▶ [Instruction]
Return the lines below exactly, starting with the line that contains "Parse this screenshot: output" and stopping after the last line.

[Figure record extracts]
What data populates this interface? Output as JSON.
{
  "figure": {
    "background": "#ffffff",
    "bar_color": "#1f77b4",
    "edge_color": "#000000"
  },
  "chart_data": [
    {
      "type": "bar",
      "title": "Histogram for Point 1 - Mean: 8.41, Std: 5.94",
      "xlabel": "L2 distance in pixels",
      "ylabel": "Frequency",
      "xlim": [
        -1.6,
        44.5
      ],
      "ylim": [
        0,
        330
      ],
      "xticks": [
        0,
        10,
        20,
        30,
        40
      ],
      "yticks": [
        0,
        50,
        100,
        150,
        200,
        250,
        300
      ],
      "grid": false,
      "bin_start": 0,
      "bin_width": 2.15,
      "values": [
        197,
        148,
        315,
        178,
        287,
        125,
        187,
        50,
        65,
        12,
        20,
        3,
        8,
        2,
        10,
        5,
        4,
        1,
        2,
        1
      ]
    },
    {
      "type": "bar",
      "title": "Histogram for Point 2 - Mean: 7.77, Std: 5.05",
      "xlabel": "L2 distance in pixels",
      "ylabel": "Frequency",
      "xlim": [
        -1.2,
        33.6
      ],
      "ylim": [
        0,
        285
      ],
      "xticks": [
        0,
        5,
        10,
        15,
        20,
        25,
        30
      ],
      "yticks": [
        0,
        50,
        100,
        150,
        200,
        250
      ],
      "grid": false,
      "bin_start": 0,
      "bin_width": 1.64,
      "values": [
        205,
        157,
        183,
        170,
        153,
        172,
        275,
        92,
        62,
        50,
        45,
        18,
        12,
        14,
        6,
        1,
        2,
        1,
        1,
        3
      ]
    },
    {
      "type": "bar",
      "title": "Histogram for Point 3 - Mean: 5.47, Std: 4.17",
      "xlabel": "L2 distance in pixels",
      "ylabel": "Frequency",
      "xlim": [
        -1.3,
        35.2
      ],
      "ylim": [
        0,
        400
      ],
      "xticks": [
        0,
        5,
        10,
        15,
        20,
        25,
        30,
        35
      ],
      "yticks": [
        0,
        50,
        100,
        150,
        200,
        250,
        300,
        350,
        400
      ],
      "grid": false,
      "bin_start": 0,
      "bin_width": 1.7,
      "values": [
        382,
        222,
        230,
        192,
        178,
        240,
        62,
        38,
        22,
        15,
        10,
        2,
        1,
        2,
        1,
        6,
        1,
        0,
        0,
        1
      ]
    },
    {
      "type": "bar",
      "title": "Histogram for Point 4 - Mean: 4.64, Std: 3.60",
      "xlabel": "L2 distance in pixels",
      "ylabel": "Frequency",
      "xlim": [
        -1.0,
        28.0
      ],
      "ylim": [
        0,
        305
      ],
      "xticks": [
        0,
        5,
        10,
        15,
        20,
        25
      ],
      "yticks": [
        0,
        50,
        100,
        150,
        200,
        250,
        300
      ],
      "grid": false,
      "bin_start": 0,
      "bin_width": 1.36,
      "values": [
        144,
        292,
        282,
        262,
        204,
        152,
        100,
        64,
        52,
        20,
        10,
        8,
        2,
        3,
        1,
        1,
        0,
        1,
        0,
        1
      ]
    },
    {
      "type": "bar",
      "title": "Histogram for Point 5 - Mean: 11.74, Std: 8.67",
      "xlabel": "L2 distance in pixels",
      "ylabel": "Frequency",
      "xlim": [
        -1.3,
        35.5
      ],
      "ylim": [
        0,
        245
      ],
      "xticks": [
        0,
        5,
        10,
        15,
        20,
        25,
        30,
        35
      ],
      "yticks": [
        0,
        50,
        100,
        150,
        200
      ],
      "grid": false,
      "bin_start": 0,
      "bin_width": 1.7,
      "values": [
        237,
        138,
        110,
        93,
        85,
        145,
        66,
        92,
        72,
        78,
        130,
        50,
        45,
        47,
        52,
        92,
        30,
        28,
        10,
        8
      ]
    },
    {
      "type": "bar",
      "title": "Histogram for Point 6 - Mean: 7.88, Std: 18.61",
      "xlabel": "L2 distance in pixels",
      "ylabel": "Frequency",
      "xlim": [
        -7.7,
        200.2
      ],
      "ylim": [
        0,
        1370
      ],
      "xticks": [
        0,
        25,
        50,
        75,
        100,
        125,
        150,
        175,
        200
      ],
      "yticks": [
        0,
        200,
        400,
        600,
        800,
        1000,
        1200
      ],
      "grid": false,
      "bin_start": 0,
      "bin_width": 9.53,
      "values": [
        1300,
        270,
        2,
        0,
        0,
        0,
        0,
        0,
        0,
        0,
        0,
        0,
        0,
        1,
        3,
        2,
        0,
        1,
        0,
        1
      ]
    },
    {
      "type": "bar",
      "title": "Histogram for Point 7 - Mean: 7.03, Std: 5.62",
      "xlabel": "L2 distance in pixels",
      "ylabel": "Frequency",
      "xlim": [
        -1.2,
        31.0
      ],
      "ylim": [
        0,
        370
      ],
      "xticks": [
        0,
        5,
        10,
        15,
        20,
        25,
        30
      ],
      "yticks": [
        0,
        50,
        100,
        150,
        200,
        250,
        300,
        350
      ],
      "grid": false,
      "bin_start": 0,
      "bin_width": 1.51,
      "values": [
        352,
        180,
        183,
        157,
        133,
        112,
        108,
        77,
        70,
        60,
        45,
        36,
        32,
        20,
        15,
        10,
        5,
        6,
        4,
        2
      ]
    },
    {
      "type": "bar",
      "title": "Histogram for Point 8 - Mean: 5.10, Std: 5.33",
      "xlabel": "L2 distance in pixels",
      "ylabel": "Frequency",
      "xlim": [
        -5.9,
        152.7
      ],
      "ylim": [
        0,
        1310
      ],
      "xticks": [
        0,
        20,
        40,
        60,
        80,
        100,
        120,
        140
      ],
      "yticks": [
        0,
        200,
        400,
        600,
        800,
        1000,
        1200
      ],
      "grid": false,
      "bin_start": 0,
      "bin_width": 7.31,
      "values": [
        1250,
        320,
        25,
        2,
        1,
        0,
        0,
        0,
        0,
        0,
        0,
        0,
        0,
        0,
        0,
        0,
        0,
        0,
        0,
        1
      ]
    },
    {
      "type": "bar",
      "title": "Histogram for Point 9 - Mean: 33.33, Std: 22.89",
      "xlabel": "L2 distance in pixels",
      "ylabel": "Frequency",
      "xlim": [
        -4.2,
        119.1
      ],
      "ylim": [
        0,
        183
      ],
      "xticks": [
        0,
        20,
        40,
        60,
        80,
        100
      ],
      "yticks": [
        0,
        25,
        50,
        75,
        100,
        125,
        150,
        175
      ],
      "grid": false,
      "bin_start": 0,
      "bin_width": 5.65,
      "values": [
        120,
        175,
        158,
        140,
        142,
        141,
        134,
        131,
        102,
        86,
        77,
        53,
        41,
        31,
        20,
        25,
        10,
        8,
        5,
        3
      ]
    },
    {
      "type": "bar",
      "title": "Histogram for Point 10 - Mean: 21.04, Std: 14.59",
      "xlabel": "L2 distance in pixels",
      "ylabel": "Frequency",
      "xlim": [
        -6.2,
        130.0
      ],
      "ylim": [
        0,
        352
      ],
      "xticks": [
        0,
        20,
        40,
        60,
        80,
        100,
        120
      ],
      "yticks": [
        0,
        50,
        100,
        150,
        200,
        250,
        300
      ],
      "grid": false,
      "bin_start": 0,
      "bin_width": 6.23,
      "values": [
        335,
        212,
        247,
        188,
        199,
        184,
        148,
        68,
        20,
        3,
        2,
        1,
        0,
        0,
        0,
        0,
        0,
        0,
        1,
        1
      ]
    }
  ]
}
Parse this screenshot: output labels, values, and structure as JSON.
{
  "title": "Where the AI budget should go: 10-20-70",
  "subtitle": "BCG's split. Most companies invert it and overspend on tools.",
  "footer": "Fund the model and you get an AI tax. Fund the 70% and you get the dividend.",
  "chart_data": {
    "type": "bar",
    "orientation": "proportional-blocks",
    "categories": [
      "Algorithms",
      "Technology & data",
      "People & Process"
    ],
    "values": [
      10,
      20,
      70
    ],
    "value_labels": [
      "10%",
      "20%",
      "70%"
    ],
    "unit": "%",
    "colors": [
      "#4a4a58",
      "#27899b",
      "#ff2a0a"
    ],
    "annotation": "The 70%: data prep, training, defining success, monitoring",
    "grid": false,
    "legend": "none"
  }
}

▶ [Full output]
Parse this screenshot: output labels, values, and structure as JSON.
{
  "title": "Where the AI budget should go: 10-20-70",
  "subtitle": "BCG's split. Most companies invert it and overspend on tools.",
  "footer": "Fund the model and you get an AI tax. Fund the 70% and you get the dividend.",
  "chart_data": {
    "type": "bar",
    "orientation": "proportional-blocks",
    "categories": [
      "Algorithms",
      "Technology & data",
      "People & Process"
    ],
    "values": [
      10,
      20,
      70
    ],
    "value_labels": [
      "10%",
      "20%",
      "70%"
    ],
    "unit": "%",
    "colors": [
      "#4a4a58",
      "#27899b",
      "#ff2a0a"
    ],
    "annotation": "The 70%: data prep, training, defining success, monitoring",
    "grid": false,
    "legend": "none"
  }
}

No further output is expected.